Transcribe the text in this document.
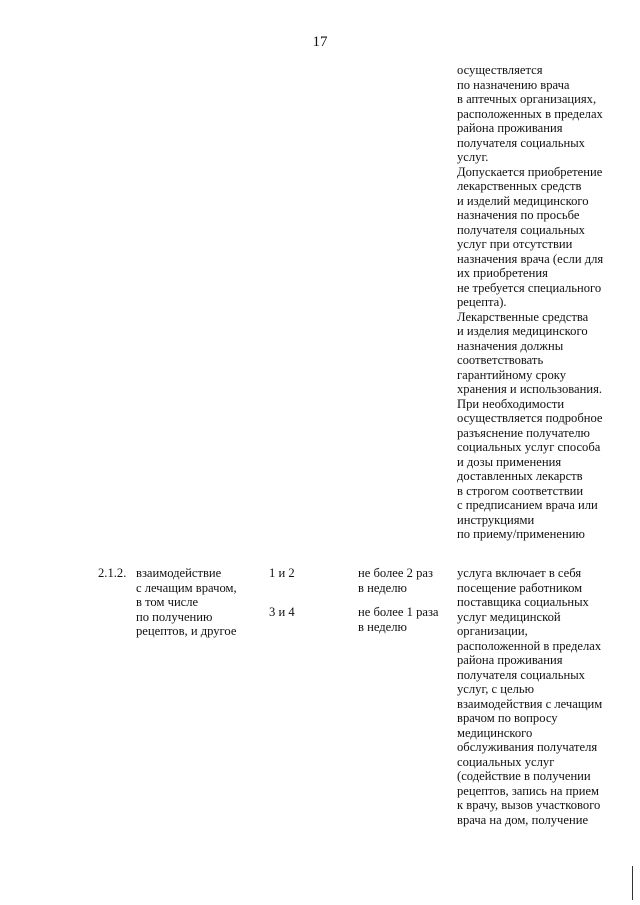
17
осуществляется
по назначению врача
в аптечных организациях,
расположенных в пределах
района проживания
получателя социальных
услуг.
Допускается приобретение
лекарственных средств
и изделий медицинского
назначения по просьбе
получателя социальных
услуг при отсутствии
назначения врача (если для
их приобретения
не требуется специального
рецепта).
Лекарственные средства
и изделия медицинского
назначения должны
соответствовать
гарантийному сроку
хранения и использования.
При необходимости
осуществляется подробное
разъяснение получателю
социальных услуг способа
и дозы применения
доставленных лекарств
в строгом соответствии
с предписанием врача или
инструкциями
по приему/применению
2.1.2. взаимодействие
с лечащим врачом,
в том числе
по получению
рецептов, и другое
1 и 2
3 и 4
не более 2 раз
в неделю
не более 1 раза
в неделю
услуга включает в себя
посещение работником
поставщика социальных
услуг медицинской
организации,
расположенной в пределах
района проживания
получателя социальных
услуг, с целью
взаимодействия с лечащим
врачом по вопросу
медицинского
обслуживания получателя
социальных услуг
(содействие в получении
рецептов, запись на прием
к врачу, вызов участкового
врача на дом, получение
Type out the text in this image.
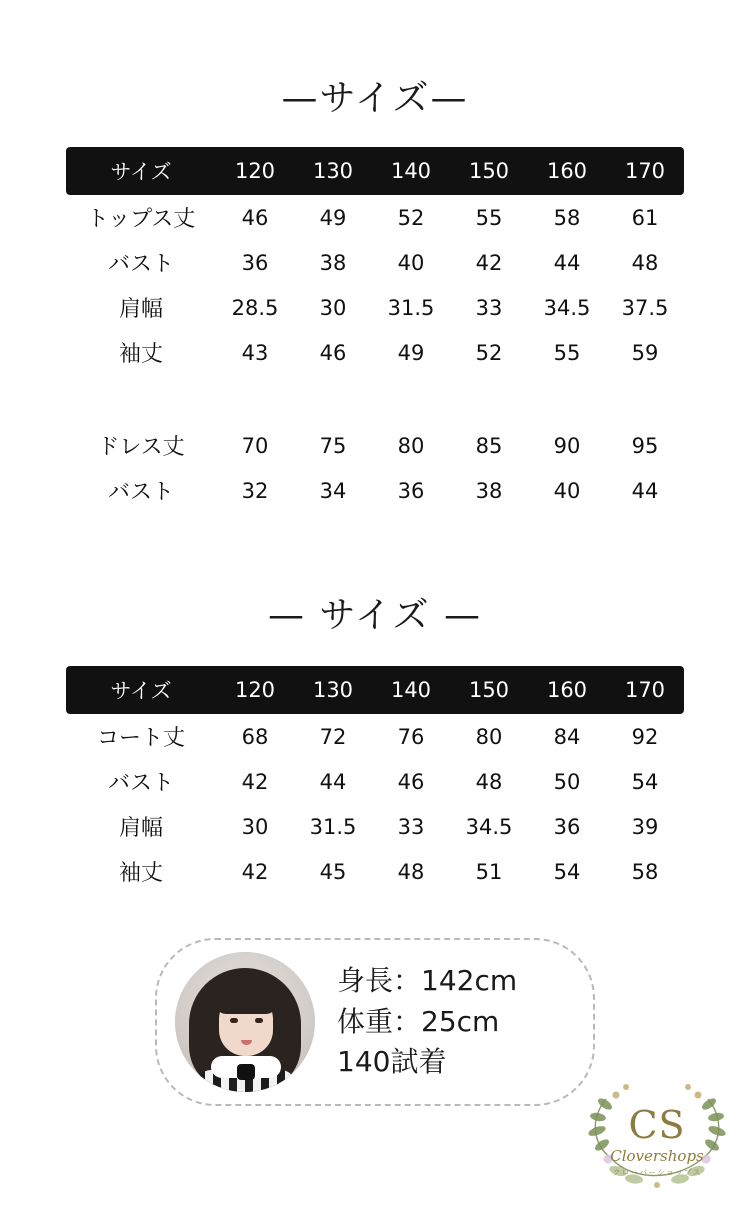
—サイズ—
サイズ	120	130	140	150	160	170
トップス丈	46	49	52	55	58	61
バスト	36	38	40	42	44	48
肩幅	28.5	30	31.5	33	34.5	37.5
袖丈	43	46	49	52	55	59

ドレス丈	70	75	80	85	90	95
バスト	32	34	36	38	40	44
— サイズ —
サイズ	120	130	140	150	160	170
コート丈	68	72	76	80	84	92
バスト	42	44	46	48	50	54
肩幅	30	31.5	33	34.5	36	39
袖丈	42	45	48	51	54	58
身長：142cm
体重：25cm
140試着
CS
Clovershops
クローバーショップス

┄┄┄┄┄┄

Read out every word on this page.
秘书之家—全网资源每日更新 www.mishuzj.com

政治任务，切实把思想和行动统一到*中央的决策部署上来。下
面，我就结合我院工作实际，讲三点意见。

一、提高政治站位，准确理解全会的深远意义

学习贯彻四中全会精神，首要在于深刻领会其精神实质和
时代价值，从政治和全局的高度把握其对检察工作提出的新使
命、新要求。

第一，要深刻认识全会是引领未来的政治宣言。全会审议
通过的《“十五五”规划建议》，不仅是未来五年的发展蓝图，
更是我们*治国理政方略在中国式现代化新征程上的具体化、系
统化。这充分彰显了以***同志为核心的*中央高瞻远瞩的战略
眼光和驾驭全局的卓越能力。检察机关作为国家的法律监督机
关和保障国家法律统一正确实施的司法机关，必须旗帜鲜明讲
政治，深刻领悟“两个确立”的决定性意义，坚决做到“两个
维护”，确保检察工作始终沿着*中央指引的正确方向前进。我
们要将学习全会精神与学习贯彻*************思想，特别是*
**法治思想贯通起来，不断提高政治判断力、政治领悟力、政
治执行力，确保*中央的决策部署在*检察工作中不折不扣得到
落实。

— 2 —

┄┄┄┄┄┄

▶ **TASK DIRECTIONS**
Among the records above, find each line holding the string "this" and pull it out.

▶ **ANSWER FOR THE TASK**
Transcribe the text in this document.
Type out the text in this image.
Read out every word on this page.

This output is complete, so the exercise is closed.